* _What to work on_:
Read the lines below and count those that have the word "flag". Respond with the number only.

* _Provided data_:
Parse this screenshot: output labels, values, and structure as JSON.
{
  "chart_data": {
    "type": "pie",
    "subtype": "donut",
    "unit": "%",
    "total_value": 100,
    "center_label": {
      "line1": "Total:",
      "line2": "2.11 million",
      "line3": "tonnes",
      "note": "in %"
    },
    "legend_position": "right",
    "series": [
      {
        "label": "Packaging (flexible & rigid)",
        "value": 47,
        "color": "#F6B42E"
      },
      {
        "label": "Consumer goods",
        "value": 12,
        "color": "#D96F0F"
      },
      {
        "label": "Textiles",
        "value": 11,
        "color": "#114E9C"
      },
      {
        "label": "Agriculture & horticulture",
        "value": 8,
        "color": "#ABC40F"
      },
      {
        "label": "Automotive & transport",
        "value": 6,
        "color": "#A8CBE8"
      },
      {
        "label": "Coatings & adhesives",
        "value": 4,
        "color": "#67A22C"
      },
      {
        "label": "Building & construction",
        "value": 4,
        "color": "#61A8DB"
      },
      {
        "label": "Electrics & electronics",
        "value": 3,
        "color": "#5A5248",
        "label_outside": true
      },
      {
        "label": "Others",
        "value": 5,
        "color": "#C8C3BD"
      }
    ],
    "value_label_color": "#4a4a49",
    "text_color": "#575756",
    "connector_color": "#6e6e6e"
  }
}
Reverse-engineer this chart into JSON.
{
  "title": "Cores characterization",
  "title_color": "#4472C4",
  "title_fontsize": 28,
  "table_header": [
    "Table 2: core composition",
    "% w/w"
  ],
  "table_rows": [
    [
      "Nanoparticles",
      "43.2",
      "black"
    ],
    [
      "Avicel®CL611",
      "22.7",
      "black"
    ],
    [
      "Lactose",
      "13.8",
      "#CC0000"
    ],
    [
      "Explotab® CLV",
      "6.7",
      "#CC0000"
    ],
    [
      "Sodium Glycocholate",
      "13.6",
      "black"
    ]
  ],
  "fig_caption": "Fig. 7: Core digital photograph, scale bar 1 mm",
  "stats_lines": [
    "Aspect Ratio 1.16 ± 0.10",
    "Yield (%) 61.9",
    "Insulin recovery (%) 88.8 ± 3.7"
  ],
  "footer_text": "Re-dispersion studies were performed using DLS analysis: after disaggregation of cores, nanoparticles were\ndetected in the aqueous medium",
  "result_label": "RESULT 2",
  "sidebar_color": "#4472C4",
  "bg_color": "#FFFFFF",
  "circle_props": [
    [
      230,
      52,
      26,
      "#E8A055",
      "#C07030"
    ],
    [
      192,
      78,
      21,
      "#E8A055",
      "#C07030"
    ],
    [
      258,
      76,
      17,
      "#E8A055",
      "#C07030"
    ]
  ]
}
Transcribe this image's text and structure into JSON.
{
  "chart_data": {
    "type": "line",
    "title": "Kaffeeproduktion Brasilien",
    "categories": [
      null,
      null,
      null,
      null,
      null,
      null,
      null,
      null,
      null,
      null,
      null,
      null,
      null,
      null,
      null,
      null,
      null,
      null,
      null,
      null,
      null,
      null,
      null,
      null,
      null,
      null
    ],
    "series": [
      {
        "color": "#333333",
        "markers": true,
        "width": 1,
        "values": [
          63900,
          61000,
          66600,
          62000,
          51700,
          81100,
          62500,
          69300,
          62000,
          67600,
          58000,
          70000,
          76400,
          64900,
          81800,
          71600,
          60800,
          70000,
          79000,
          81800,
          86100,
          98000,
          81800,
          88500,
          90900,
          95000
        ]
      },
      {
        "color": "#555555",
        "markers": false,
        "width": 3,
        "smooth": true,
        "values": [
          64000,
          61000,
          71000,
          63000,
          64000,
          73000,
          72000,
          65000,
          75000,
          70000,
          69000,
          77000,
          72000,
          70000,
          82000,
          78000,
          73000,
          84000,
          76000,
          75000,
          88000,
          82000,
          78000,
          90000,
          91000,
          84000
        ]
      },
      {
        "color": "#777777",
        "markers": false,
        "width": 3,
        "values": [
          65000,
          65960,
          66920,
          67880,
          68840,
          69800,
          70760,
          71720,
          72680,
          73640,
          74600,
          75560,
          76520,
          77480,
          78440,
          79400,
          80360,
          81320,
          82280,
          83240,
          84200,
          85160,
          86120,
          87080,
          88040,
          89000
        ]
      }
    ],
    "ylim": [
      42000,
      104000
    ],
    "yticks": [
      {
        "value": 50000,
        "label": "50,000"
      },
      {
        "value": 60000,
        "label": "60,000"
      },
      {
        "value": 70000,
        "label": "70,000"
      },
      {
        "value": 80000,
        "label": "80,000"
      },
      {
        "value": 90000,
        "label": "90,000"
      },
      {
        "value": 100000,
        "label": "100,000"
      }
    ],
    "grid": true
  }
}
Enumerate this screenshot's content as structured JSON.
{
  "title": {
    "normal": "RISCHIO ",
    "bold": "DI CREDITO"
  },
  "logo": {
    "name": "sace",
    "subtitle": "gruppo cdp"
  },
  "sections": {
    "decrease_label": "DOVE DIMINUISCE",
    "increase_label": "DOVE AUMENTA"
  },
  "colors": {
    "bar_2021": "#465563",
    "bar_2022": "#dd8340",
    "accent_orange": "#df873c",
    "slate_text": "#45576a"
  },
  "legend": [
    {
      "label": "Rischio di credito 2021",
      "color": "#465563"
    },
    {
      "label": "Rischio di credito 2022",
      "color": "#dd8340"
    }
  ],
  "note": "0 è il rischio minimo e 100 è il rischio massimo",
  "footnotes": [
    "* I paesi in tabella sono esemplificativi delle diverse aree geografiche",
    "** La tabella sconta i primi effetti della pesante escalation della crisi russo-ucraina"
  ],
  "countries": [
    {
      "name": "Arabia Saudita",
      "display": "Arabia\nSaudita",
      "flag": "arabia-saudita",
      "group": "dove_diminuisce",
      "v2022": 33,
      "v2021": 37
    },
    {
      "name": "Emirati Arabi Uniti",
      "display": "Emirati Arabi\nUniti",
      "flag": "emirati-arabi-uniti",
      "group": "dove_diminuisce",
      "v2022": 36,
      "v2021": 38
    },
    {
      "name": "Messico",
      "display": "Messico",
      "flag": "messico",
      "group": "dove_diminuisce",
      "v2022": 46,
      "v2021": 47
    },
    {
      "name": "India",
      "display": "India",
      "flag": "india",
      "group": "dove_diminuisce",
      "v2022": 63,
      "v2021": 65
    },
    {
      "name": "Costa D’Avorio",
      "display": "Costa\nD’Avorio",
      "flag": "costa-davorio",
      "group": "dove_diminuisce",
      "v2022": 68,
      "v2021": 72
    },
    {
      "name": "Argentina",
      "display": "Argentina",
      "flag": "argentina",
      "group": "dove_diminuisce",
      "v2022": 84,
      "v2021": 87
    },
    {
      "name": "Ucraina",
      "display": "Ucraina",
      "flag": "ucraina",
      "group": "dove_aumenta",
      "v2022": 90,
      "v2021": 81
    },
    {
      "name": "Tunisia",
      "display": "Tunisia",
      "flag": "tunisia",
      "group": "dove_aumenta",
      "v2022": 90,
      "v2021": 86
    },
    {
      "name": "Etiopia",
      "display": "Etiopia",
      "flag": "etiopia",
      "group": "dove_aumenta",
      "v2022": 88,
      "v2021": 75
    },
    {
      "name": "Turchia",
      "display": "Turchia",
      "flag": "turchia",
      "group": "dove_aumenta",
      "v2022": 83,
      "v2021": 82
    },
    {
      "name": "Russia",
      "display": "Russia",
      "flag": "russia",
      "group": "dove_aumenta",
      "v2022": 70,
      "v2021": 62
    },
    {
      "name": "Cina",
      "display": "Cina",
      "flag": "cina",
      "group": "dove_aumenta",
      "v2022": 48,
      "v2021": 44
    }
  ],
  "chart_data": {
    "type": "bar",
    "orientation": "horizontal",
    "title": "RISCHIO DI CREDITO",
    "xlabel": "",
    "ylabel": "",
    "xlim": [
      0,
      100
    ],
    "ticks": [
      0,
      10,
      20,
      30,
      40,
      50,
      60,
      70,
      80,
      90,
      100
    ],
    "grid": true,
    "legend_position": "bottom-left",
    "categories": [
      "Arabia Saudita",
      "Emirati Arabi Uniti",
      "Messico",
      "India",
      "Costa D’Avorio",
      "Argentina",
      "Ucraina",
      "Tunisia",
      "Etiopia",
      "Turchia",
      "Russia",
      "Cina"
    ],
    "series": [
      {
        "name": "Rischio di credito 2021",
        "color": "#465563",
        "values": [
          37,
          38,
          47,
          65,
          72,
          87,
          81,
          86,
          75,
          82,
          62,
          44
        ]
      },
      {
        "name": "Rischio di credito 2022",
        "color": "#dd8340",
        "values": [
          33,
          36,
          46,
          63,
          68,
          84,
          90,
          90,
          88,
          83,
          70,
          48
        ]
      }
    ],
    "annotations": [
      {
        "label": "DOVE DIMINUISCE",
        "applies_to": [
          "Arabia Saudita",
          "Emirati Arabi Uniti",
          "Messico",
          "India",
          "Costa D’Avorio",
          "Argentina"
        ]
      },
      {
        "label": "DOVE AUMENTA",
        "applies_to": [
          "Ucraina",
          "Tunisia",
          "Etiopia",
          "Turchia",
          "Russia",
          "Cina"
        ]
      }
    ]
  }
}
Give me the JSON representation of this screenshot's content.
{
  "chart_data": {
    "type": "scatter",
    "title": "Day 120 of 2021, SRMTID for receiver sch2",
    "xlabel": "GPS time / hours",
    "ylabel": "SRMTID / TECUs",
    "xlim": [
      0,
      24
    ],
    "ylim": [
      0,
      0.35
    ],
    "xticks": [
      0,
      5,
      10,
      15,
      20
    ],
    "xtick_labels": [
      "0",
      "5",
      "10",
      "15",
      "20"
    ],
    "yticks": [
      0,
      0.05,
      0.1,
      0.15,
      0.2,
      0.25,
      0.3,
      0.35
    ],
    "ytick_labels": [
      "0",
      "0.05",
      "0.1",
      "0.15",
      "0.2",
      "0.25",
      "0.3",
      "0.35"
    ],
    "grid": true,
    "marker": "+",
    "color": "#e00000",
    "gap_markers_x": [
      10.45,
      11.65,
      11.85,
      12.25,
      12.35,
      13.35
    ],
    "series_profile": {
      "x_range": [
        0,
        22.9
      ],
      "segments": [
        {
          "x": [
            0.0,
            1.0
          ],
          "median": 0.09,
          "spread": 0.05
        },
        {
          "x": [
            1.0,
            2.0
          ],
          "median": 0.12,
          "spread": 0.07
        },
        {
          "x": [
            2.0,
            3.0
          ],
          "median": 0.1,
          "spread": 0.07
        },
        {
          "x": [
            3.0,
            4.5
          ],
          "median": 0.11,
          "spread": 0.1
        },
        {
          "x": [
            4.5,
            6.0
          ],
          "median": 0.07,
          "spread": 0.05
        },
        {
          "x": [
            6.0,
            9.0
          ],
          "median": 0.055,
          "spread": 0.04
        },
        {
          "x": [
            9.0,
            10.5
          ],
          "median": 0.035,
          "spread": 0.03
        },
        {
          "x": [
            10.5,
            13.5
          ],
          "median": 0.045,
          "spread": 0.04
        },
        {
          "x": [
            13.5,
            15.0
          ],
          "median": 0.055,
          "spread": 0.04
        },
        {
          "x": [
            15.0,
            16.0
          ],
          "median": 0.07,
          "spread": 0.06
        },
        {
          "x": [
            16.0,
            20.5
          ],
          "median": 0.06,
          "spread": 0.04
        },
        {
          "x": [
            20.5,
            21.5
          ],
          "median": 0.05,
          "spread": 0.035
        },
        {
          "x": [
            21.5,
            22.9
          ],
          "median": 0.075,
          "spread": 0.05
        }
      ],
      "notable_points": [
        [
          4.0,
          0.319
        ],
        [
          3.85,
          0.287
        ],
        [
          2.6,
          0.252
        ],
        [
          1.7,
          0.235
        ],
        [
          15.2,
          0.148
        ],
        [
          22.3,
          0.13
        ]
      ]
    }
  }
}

* _Solution_:
12